_PROVIDED PASSAGE_.
•••••

The person Fleming needed to contact now was Rodgin Cohen, also a close friend and, he knew, Lehman’s lawyer. Fleming was eager to get a reading on how the talks with Bank of America were going and how desperate the situation had become for Lehman—and, consequently, for Merrill.

When Cohen, who had been in a conference room with the Lehman team meeting with Bank of America, stepped out to take the call, Fleming greeted him casually, as if this were merely a social communication. After the obligatory pleasantries, he offhandedly remarked on Merrill’s stock price decline and then told Cohen, “We’re thinking about our options. I don’t know how much runway we have.”

But Cohen was quickly on to Fleming; he knew Merrill was in no position to buy Lehman. And, being a student of the M&A business, he knew Fleming probably wanted to do a deal with Bank of America, thwarting Lehman’s own efforts.

“There’s not much I can say,” Cohen told him.

Abandoning any attempt to conceal his motives, Fleming confided in Cohen, “We’ve got to do a deal. The numbers are looking too risky. If Lehman goes, we’ll be next.”

Cohen didn’t know how to respond, other than to excuse himself as quickly as possible. For now, at least, he would keep the conversation confidential.

When Steve Black got back to his office at JP Morgan from AIG, he described the meeting to Dimon as “a fucking nightmare.” He asked Tim Main to call Brian Schreiber to get an update on AIG’s latest forecast and to see if Schreiber had signed the engagement letter—essentially a specification of JP Morgan’s terms for trying to put AIG back together again.

•••••

(Dataset entries)
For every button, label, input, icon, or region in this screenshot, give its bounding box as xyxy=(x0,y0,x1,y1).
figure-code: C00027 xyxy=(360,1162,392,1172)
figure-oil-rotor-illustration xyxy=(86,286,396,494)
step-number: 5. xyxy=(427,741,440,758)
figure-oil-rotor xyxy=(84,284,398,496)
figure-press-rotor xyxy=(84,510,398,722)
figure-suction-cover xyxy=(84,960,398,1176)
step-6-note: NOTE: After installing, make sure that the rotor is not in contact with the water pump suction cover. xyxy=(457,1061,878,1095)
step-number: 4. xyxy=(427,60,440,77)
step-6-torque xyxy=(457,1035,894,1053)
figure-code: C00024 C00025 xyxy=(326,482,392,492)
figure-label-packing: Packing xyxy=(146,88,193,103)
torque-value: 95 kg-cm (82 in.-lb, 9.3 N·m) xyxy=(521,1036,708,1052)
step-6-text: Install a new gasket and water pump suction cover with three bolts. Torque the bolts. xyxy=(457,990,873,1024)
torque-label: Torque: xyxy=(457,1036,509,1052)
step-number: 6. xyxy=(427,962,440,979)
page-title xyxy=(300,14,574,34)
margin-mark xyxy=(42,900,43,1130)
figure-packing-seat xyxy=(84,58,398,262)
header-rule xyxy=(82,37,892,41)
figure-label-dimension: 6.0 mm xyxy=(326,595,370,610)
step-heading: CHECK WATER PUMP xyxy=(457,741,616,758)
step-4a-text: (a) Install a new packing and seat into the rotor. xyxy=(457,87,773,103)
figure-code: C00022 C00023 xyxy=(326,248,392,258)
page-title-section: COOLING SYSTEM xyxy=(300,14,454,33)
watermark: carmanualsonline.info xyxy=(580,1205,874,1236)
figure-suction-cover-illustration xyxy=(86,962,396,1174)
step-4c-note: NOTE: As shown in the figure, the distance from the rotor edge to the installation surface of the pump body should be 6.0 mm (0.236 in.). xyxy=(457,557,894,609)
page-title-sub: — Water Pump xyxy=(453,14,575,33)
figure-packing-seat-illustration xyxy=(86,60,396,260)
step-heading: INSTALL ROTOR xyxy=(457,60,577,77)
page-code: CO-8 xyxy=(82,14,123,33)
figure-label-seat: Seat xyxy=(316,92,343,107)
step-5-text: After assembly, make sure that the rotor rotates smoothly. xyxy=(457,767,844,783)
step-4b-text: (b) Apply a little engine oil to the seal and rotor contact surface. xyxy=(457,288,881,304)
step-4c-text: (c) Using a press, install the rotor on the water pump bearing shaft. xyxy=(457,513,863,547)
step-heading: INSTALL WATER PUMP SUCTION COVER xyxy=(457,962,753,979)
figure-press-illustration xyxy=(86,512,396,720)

•••••

_EXERCISE TASKS_.
**A)** Answer these questions from the passage about Fleming and Cohen:
(i) Whose lawyer was Rodgin Cohen?
(ii) According to Fleming, what would happen to Merrill if Lehman goes?
(iii) Whom did Steve Black ask to call Brian Schreiber?
**B)** Name every person mentioned in the passage about Fleming and Cohen.
**C)** From the passage about Fleming and Cohen, extract the text starting at "But Cohen was" and ending at "Cohen told him.".

_RESPONSE LIST_.
**A)**
(i) Lehman's
(ii) Merrill would be next.
(iii) Tim Main

**B)**
Fleming
Rodgin Cohen
Steve Black
Dimon
Tim Main
Brian Schreiber

**C)**
But Cohen was quickly on to Fleming; he knew Merrill was in no position to buy Lehman. And, being a student of the M&A business, he knew Fleming probably wanted to do a deal with Bank of America, thwarting Lehman’s own efforts.

“There’s not much I can say,” Cohen told him.